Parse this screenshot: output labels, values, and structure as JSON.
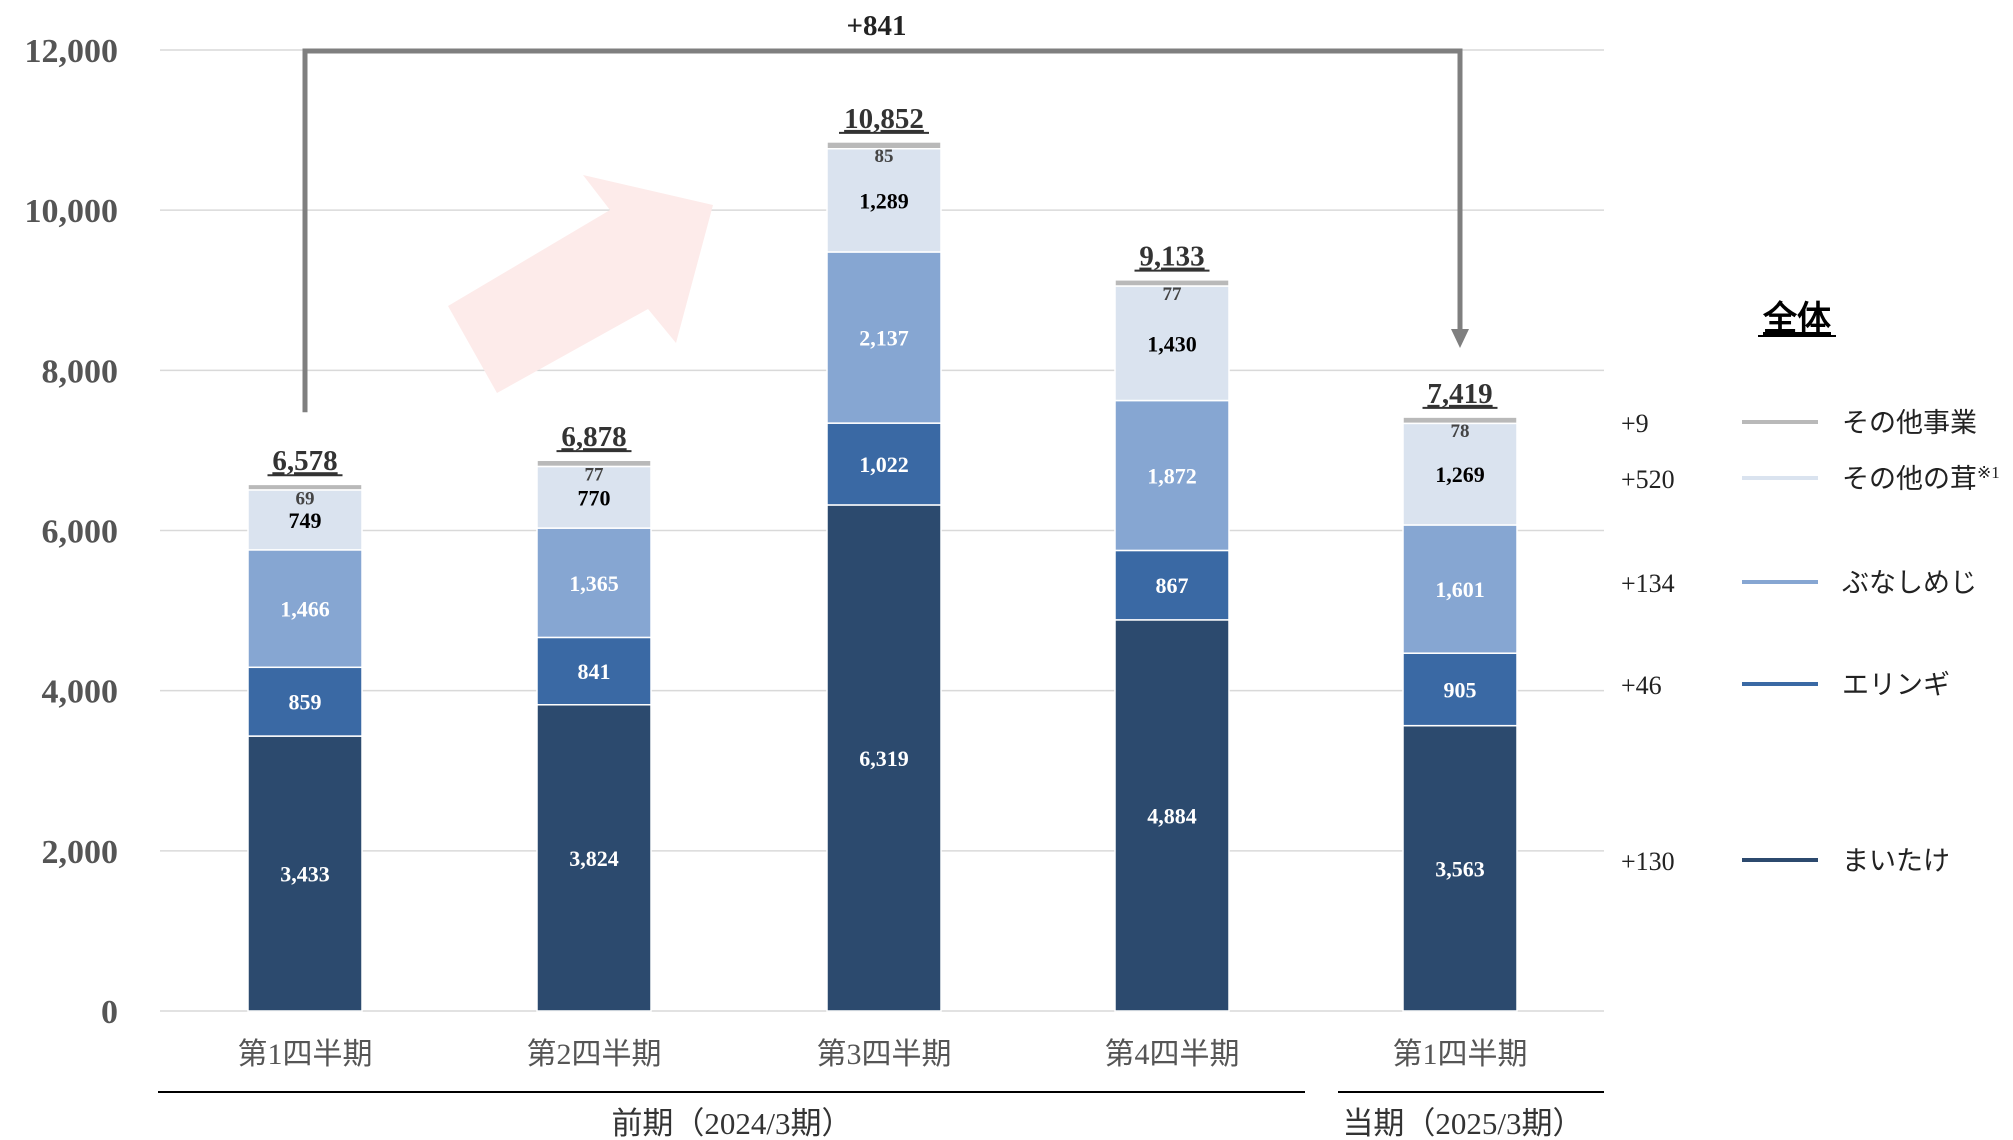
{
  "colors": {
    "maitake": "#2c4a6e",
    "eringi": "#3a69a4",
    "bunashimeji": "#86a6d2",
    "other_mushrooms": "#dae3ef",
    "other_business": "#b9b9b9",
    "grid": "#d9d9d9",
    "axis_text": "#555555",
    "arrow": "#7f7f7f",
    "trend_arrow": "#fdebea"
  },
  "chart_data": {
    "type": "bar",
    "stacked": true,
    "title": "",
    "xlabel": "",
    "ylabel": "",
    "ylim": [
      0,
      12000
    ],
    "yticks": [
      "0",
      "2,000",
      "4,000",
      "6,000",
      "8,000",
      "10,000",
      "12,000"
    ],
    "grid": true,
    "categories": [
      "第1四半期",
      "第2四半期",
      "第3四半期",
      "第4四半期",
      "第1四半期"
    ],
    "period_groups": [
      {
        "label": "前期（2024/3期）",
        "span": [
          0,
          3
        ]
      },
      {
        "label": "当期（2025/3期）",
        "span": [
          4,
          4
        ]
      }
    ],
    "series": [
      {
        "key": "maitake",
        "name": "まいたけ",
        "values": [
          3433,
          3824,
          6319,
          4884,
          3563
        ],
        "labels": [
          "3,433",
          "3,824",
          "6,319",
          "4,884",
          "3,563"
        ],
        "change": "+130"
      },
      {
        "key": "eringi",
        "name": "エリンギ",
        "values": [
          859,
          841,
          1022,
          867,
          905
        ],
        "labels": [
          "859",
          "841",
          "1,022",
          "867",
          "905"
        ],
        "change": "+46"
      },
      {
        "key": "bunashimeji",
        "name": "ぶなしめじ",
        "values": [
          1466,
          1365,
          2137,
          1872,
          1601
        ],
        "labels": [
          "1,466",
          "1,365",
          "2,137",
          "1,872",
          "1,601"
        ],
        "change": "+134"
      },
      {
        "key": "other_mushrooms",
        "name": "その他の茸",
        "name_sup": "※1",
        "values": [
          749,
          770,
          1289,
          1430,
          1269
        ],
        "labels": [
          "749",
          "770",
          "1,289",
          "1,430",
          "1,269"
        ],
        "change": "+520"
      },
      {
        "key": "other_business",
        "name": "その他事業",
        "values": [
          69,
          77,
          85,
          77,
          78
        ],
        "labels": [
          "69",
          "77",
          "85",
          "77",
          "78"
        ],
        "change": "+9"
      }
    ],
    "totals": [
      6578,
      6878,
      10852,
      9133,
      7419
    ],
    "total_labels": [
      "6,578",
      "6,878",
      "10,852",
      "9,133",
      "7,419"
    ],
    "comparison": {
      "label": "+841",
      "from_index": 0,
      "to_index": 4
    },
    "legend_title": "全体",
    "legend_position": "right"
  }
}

___

Transcribe the full listing above exactly, with the images removed.

Task response:
Parse this screenshot: output labels, values, and structure as JSON.
{
  "colors": {
    "maitake": "#2c4a6e",
    "eringi": "#3a69a4",
    "bunashimeji": "#86a6d2",
    "other_mushrooms": "#dae3ef",
    "other_business": "#b9b9b9",
    "grid": "#d9d9d9",
    "axis_text": "#555555",
    "arrow": "#7f7f7f",
    "trend_arrow": "#fdebea"
  },
  "chart_data": {
    "type": "bar",
    "stacked": true,
    "title": "",
    "xlabel": "",
    "ylabel": "",
    "ylim": [
      0,
      12000
    ],
    "yticks": [
      "0",
      "2,000",
      "4,000",
      "6,000",
      "8,000",
      "10,000",
      "12,000"
    ],
    "grid": true,
    "categories": [
      "第1四半期",
      "第2四半期",
      "第3四半期",
      "第4四半期",
      "第1四半期"
    ],
    "period_groups": [
      {
        "label": "前期（2024/3期）",
        "span": [
          0,
          3
        ]
      },
      {
        "label": "当期（2025/3期）",
        "span": [
          4,
          4
        ]
      }
    ],
    "series": [
      {
        "key": "maitake",
        "name": "まいたけ",
        "values": [
          3433,
          3824,
          6319,
          4884,
          3563
        ],
        "labels": [
          "3,433",
          "3,824",
          "6,319",
          "4,884",
          "3,563"
        ],
        "change": "+130"
      },
      {
        "key": "eringi",
        "name": "エリンギ",
        "values": [
          859,
          841,
          1022,
          867,
          905
        ],
        "labels": [
          "859",
          "841",
          "1,022",
          "867",
          "905"
        ],
        "change": "+46"
      },
      {
        "key": "bunashimeji",
        "name": "ぶなしめじ",
        "values": [
          1466,
          1365,
          2137,
          1872,
          1601
        ],
        "labels": [
          "1,466",
          "1,365",
          "2,137",
          "1,872",
          "1,601"
        ],
        "change": "+134"
      },
      {
        "key": "other_mushrooms",
        "name": "その他の茸",
        "name_sup": "※1",
        "values": [
          749,
          770,
          1289,
          1430,
          1269
        ],
        "labels": [
          "749",
          "770",
          "1,289",
          "1,430",
          "1,269"
        ],
        "change": "+520"
      },
      {
        "key": "other_business",
        "name": "その他事業",
        "values": [
          69,
          77,
          85,
          77,
          78
        ],
        "labels": [
          "69",
          "77",
          "85",
          "77",
          "78"
        ],
        "change": "+9"
      }
    ],
    "totals": [
      6578,
      6878,
      10852,
      9133,
      7419
    ],
    "total_labels": [
      "6,578",
      "6,878",
      "10,852",
      "9,133",
      "7,419"
    ],
    "comparison": {
      "label": "+841",
      "from_index": 0,
      "to_index": 4
    },
    "legend_title": "全体",
    "legend_position": "right"
  }
}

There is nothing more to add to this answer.